**Written request**
Below is some material; set it all down exactly, apart from the pictures.

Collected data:
———

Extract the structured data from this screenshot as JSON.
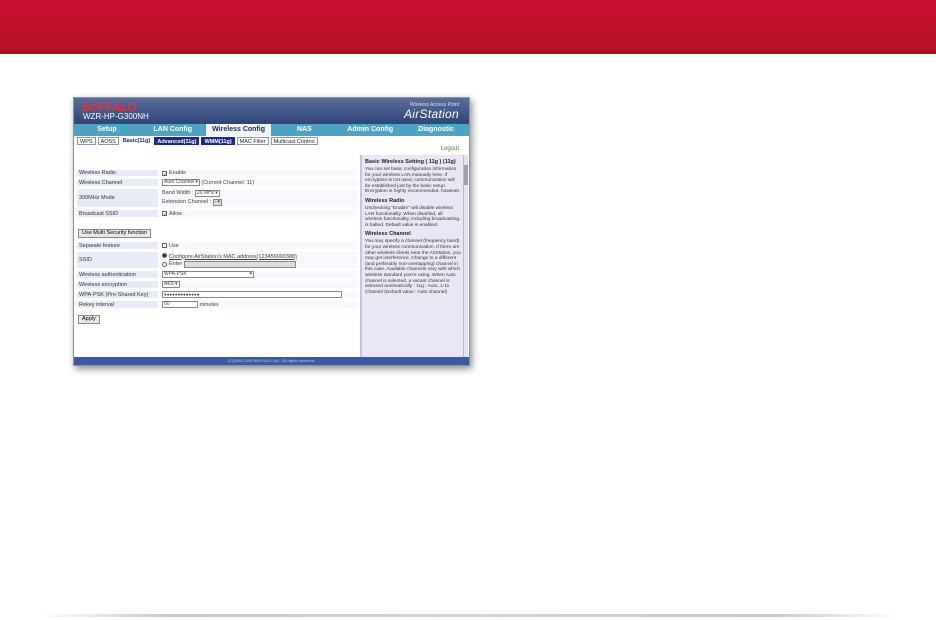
{
  "colors": {
    "banner": "#c8102e",
    "header": "#2e4577",
    "tabbar": "#4da3c4"
  },
  "router": {
    "brand": "BUFFALO",
    "model": "WZR-HP-G300NH",
    "product_tag": "Wireless Access Point",
    "product_name": "AirStation",
    "tabs": [
      "Setup",
      "LAN Config",
      "Wireless Config",
      "NAS",
      "Admin Config",
      "Diagnostic"
    ],
    "subtabs": [
      "WPS",
      "AOSS",
      "Basic(11g)",
      "Advanced(11g)",
      "WMM(11g)",
      "MAC Filter",
      "Multicast Control"
    ],
    "logout": "Logout",
    "form1": {
      "wireless_radio_label": "Wireless Radio",
      "wireless_radio_value": "Enable",
      "channel_label": "Wireless Channel",
      "channel_value": "Auto Channel",
      "channel_current": "(Current Channel: 11)",
      "mode_label": "300MHz Mode",
      "band_width_label": "Band Width :",
      "band_width_value": "20 MHz",
      "ext_channel_label": "Extension Channel :",
      "ext_channel_value": "-",
      "ssid_broadcast_label": "Broadcast SSID",
      "ssid_broadcast_value": "Allow"
    },
    "multi_security_btn": "Use Multi Security function",
    "form2": {
      "separate_label": "Separate feature",
      "separate_value": "Use",
      "ssid_label": "SSID",
      "ssid_opt1": "Configure AirStation's MAC address(123456000388)",
      "ssid_opt2": "Enter",
      "auth_label": "Wireless authentication",
      "auth_value": "WPA-PSK",
      "enc_label": "Wireless encryption",
      "enc_value": "AES",
      "psk_label": "WPA-PSK (Pre-Shared Key)",
      "psk_value": "●●●●●●●●●●●●●",
      "rekey_label": "Rekey interval",
      "rekey_value": "60",
      "rekey_unit": "minutes"
    },
    "apply_btn": "Apply",
    "help": {
      "title": "Basic Wireless Setting ( 11g ) (11g)",
      "intro": "You can set basic configuration information for your wireless LAN manually here. If encryption is not used, communication will be established just by the basic setup. Encryption is highly recommended, however.",
      "radio_title": "Wireless Radio",
      "radio_text": "Unchecking \"Enable\" will disable wireless LAN functionality. When disabled, all wireless functionality, including broadcasting, is halted. Default value is enabled.",
      "channel_title": "Wireless Channel",
      "channel_text": "You may specify a channel (frequency band) for your wireless communication. If there are other wireless clients near the AirStation, you may get interference. Change to a different (and preferably non-overlapping) channel in this case. Available channels vary with which wireless standard you're using. When Auto channel is selected, a vacant channel is selected automatically : 11g : Auto, 1-11 Channel (Default value : Auto channel)"
    },
    "footer": "(C)2000-2009 BUFFALO INC. All rights reserved."
  }
}
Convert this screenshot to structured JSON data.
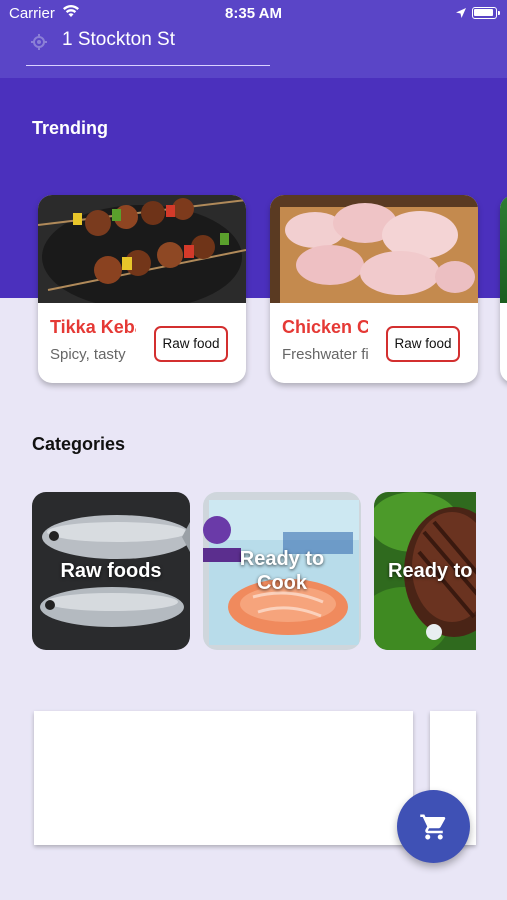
{
  "status_bar": {
    "carrier": "Carrier",
    "time": "8:35 AM"
  },
  "header": {
    "address": "1 Stockton St"
  },
  "trending": {
    "title": "Trending",
    "items": [
      {
        "name": "Tikka Kebab",
        "description": "Spicy, tasty",
        "tag": "Raw food"
      },
      {
        "name": "Chicken Curry",
        "description": "Freshwater fish",
        "tag": "Raw food"
      }
    ]
  },
  "categories": {
    "title": "Categories",
    "items": [
      {
        "label": "Raw foods"
      },
      {
        "label": "Ready to Cook"
      },
      {
        "label": "Ready to Eat"
      }
    ]
  },
  "cart_fab": {
    "icon": "cart-icon"
  },
  "colors": {
    "header_bg": "#5a45c7",
    "hero_bg": "#4b30bd",
    "accent_red": "#e53935",
    "fab_bg": "#3f51b5",
    "page_bg": "#e9e6f6"
  }
}
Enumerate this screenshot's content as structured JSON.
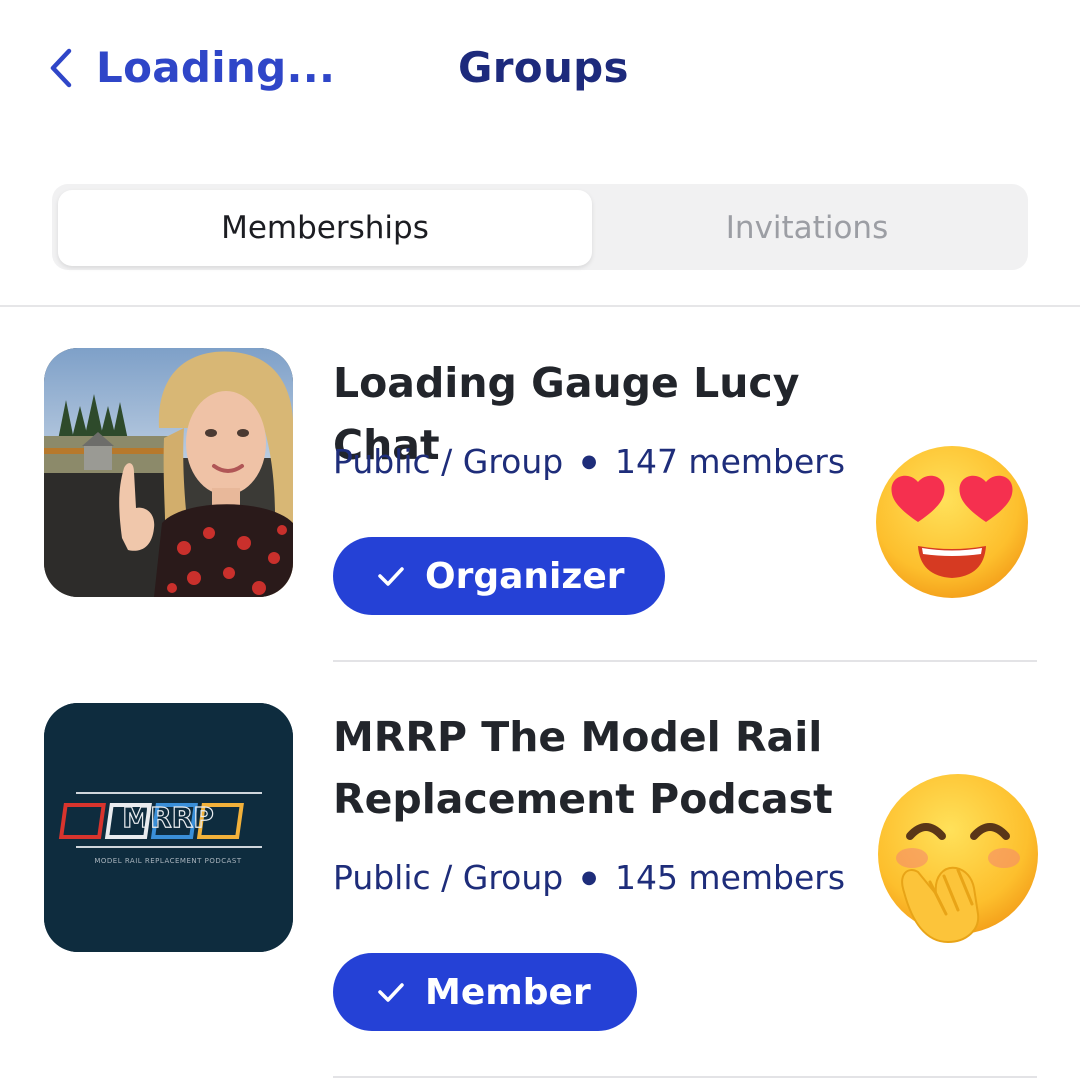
{
  "header": {
    "back_label": "Loading...",
    "title": "Groups"
  },
  "tabs": [
    {
      "label": "Memberships",
      "active": true
    },
    {
      "label": "Invitations",
      "active": false
    }
  ],
  "groups": [
    {
      "name": "Loading Gauge Lucy Chat",
      "privacy": "Public / Group",
      "members": "147 members",
      "role": "Organizer",
      "emoji": "heart-eyes-face"
    },
    {
      "name": "MRRP The Model Rail Replacement Podcast",
      "privacy": "Public / Group",
      "members": "145 members",
      "role": "Member",
      "emoji": "face-with-hand-over-mouth",
      "logo_text": "MRRP",
      "logo_subtext": "MODEL RAIL REPLACEMENT PODCAST"
    }
  ],
  "colors": {
    "accent": "#2541d6",
    "link": "#2f46c8",
    "title": "#1d2a7c",
    "meta": "#1e2d7a",
    "logo_background": "#0e2c3e"
  }
}
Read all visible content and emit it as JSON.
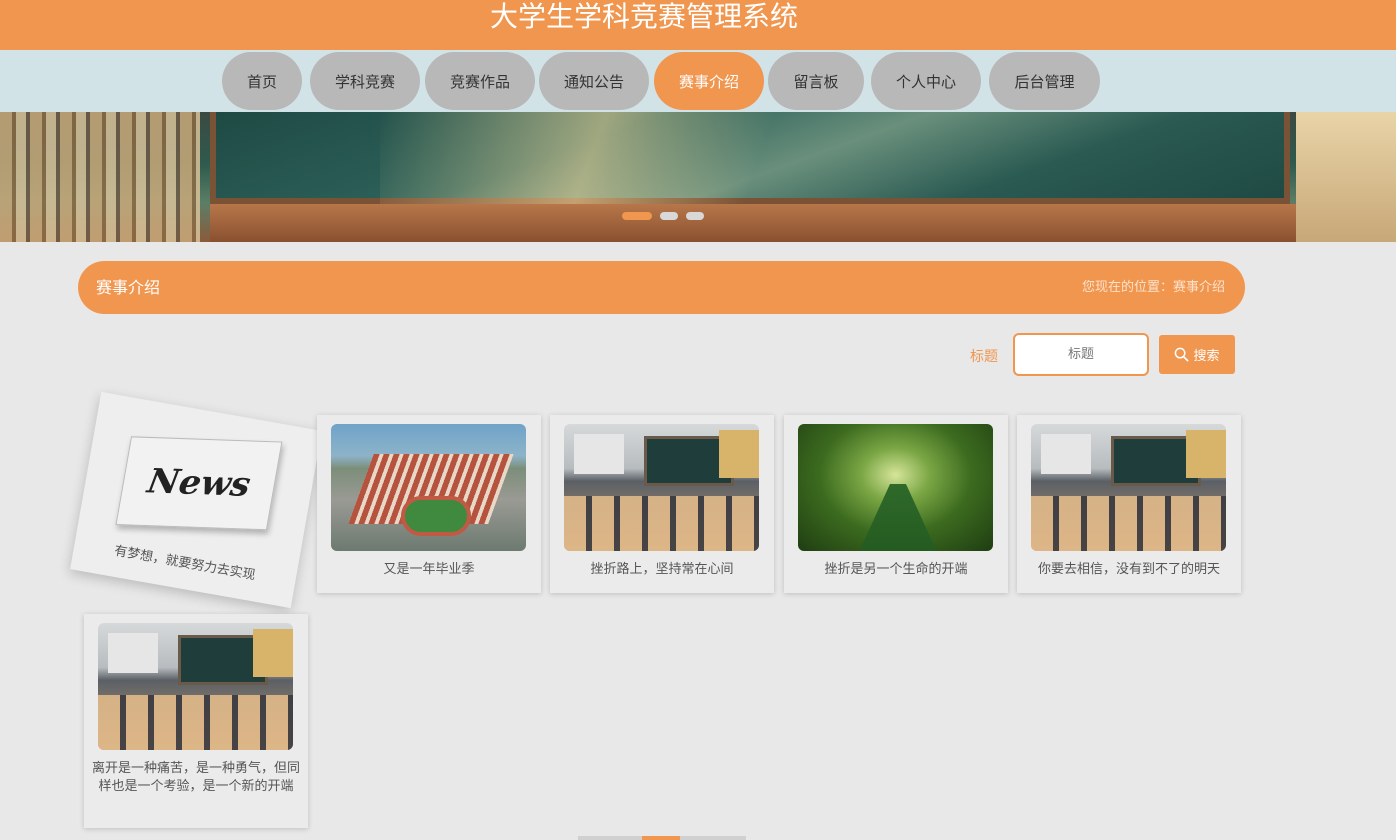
{
  "header": {
    "title": "大学生学科竞赛管理系统"
  },
  "nav": {
    "items": [
      {
        "label": "首页"
      },
      {
        "label": "学科竞赛"
      },
      {
        "label": "竞赛作品"
      },
      {
        "label": "通知公告"
      },
      {
        "label": "赛事介绍"
      },
      {
        "label": "留言板"
      },
      {
        "label": "个人中心"
      },
      {
        "label": "后台管理"
      }
    ],
    "active": "赛事介绍"
  },
  "section": {
    "title": "赛事介绍",
    "breadcrumb": "您现在的位置：赛事介绍"
  },
  "search": {
    "label": "标题",
    "placeholder": "标题",
    "button_label": "搜索"
  },
  "cards": [
    {
      "caption": "有梦想，就要努力去实现",
      "thumb": "news"
    },
    {
      "caption": "又是一年毕业季",
      "thumb": "school"
    },
    {
      "caption": "挫折路上，坚持常在心间",
      "thumb": "classroom"
    },
    {
      "caption": "挫折是另一个生命的开端",
      "thumb": "park"
    },
    {
      "caption": "你要去相信，没有到不了的明天",
      "thumb": "classroom"
    },
    {
      "caption": "离开是一种痛苦，是一种勇气，但同样也是一个考验，是一个新的开端",
      "thumb": "classroom"
    }
  ],
  "news_image_text": "News",
  "colors": {
    "accent": "#f0964f",
    "nav_bg": "#d2e3e7",
    "nav_item": "#b8b8b8",
    "page_bg": "#e8e8e8"
  },
  "icons": {
    "search": "search-icon"
  }
}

———

**Solution below**
Extract the structured data from this screenshot as JSON.
{
  "colors": {
    "banner": "#c8102e",
    "header": "#2e4577",
    "tabbar": "#4da3c4"
  },
  "router": {
    "brand": "BUFFALO",
    "model": "WZR-HP-G300NH",
    "product_tag": "Wireless Access Point",
    "product_name": "AirStation",
    "tabs": [
      "Setup",
      "LAN Config",
      "Wireless Config",
      "NAS",
      "Admin Config",
      "Diagnostic"
    ],
    "subtabs": [
      "WPS",
      "AOSS",
      "Basic(11g)",
      "Advanced(11g)",
      "WMM(11g)",
      "MAC Filter",
      "Multicast Control"
    ],
    "logout": "Logout",
    "form1": {
      "wireless_radio_label": "Wireless Radio",
      "wireless_radio_value": "Enable",
      "channel_label": "Wireless Channel",
      "channel_value": "Auto Channel",
      "channel_current": "(Current Channel: 11)",
      "mode_label": "300MHz Mode",
      "band_width_label": "Band Width :",
      "band_width_value": "20 MHz",
      "ext_channel_label": "Extension Channel :",
      "ext_channel_value": "-",
      "ssid_broadcast_label": "Broadcast SSID",
      "ssid_broadcast_value": "Allow"
    },
    "multi_security_btn": "Use Multi Security function",
    "form2": {
      "separate_label": "Separate feature",
      "separate_value": "Use",
      "ssid_label": "SSID",
      "ssid_opt1": "Configure AirStation's MAC address(123456000388)",
      "ssid_opt2": "Enter",
      "auth_label": "Wireless authentication",
      "auth_value": "WPA-PSK",
      "enc_label": "Wireless encryption",
      "enc_value": "AES",
      "psk_label": "WPA-PSK (Pre-Shared Key)",
      "psk_value": "●●●●●●●●●●●●●",
      "rekey_label": "Rekey interval",
      "rekey_value": "60",
      "rekey_unit": "minutes"
    },
    "apply_btn": "Apply",
    "help": {
      "title": "Basic Wireless Setting ( 11g ) (11g)",
      "intro": "You can set basic configuration information for your wireless LAN manually here. If encryption is not used, communication will be established just by the basic setup. Encryption is highly recommended, however.",
      "radio_title": "Wireless Radio",
      "radio_text": "Unchecking \"Enable\" will disable wireless LAN functionality. When disabled, all wireless functionality, including broadcasting, is halted. Default value is enabled.",
      "channel_title": "Wireless Channel",
      "channel_text": "You may specify a channel (frequency band) for your wireless communication. If there are other wireless clients near the AirStation, you may get interference. Change to a different (and preferably non-overlapping) channel in this case. Available channels vary with which wireless standard you're using. When Auto channel is selected, a vacant channel is selected automatically : 11g : Auto, 1-11 Channel (Default value : Auto channel)"
    },
    "footer": "(C)2000-2009 BUFFALO INC. All rights reserved."
  }
}
Convert this screenshot to structured JSON data.
{
  "status_bar": {
    "carrier": "Carrier",
    "time": "8:35 AM"
  },
  "header": {
    "address": "1 Stockton St"
  },
  "trending": {
    "title": "Trending",
    "items": [
      {
        "name": "Tikka Kebab",
        "description": "Spicy, tasty",
        "tag": "Raw food"
      },
      {
        "name": "Chicken Curry",
        "description": "Freshwater fish",
        "tag": "Raw food"
      }
    ]
  },
  "categories": {
    "title": "Categories",
    "items": [
      {
        "label": "Raw foods"
      },
      {
        "label": "Ready to Cook"
      },
      {
        "label": "Ready to Eat"
      }
    ]
  },
  "cart_fab": {
    "icon": "cart-icon"
  },
  "colors": {
    "header_bg": "#5a45c7",
    "hero_bg": "#4b30bd",
    "accent_red": "#e53935",
    "fab_bg": "#3f51b5",
    "page_bg": "#e9e6f6"
  }
}
Enumerate this screenshot's content as structured JSON.
{
  "header": {
    "back_label": "Loading...",
    "title": "Groups"
  },
  "tabs": [
    {
      "label": "Memberships",
      "active": true
    },
    {
      "label": "Invitations",
      "active": false
    }
  ],
  "groups": [
    {
      "name": "Loading Gauge Lucy Chat",
      "privacy": "Public / Group",
      "members": "147 members",
      "role": "Organizer",
      "emoji": "heart-eyes-face"
    },
    {
      "name": "MRRP The Model Rail Replacement Podcast",
      "privacy": "Public / Group",
      "members": "145 members",
      "role": "Member",
      "emoji": "face-with-hand-over-mouth",
      "logo_text": "MRRP",
      "logo_subtext": "MODEL RAIL REPLACEMENT PODCAST"
    }
  ],
  "colors": {
    "accent": "#2541d6",
    "link": "#2f46c8",
    "title": "#1d2a7c",
    "meta": "#1e2d7a",
    "logo_background": "#0e2c3e"
  }
}
Read all visible content and emit it as JSON.
{
  "header": {
    "title": "大学生学科竞赛管理系统"
  },
  "nav": {
    "items": [
      {
        "label": "首页"
      },
      {
        "label": "学科竞赛"
      },
      {
        "label": "竞赛作品"
      },
      {
        "label": "通知公告"
      },
      {
        "label": "赛事介绍"
      },
      {
        "label": "留言板"
      },
      {
        "label": "个人中心"
      },
      {
        "label": "后台管理"
      }
    ],
    "active": "赛事介绍"
  },
  "section": {
    "title": "赛事介绍",
    "breadcrumb": "您现在的位置：赛事介绍"
  },
  "search": {
    "label": "标题",
    "placeholder": "标题",
    "button_label": "搜索"
  },
  "cards": [
    {
      "caption": "有梦想，就要努力去实现",
      "thumb": "news"
    },
    {
      "caption": "又是一年毕业季",
      "thumb": "school"
    },
    {
      "caption": "挫折路上，坚持常在心间",
      "thumb": "classroom"
    },
    {
      "caption": "挫折是另一个生命的开端",
      "thumb": "park"
    },
    {
      "caption": "你要去相信，没有到不了的明天",
      "thumb": "classroom"
    },
    {
      "caption": "离开是一种痛苦，是一种勇气，但同样也是一个考验，是一个新的开端",
      "thumb": "classroom"
    }
  ],
  "news_image_text": "News",
  "colors": {
    "accent": "#f0964f",
    "nav_bg": "#d2e3e7",
    "nav_item": "#b8b8b8",
    "page_bg": "#e8e8e8"
  },
  "icons": {
    "search": "search-icon"
  }
}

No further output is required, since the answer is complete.